### Exercise requirements
Select, from the data, each line where "Inklusive" occurs.

### Data to process
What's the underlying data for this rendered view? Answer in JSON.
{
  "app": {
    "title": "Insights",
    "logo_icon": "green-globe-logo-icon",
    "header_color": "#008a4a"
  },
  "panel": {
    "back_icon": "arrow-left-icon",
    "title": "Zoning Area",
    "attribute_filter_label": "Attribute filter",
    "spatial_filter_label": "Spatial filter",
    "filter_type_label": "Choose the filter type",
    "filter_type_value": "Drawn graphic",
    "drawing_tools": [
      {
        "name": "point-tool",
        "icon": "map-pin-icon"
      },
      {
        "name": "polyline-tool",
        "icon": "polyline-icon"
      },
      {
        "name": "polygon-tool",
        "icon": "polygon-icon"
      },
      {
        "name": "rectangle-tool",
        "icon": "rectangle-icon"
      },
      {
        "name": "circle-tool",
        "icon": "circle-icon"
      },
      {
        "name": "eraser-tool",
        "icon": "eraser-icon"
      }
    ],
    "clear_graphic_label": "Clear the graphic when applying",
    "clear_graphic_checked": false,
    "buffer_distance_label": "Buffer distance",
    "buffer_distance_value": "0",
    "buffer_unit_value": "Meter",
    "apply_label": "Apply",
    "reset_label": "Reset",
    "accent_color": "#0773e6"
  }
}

...

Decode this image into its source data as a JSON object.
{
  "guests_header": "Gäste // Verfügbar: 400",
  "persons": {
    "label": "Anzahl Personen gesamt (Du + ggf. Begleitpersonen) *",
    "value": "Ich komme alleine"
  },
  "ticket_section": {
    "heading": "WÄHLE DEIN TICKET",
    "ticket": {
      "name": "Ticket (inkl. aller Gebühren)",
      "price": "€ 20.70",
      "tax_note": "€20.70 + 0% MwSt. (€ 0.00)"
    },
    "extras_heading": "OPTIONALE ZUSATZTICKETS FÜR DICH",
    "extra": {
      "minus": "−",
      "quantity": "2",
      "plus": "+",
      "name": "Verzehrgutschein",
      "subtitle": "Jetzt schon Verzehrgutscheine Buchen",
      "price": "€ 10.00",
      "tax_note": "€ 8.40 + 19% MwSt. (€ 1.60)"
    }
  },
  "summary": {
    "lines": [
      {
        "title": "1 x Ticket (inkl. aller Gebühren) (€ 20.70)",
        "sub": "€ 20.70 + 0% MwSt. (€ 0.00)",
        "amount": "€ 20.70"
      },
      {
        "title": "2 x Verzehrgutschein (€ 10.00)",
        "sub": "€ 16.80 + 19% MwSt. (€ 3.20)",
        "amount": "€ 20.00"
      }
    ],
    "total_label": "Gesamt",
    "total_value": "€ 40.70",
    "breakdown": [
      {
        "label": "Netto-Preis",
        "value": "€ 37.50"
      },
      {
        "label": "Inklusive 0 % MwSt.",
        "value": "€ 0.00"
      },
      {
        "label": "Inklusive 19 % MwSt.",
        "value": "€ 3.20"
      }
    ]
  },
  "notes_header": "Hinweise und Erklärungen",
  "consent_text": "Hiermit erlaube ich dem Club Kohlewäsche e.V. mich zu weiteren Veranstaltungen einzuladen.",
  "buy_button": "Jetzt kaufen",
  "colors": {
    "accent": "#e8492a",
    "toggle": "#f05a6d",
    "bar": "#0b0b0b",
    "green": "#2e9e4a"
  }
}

---

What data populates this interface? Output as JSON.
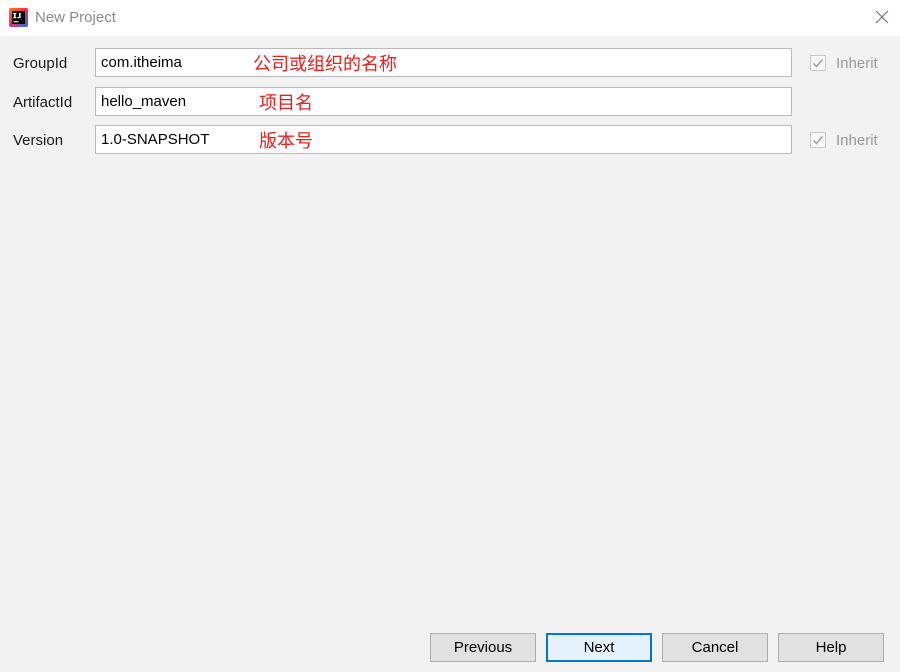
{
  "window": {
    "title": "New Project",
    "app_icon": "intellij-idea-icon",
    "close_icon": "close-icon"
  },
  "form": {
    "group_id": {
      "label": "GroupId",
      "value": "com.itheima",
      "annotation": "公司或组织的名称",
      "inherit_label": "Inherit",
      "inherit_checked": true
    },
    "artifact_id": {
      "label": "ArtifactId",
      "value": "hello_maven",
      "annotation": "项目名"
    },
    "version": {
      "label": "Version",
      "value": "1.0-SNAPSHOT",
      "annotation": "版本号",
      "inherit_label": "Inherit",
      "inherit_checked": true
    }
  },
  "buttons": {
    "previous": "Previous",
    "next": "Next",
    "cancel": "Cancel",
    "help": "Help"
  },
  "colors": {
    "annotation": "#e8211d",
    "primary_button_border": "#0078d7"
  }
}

### The answer
        "label": "Inklusive 0 % MwSt.",
        "label": "Inklusive 19 % MwSt.",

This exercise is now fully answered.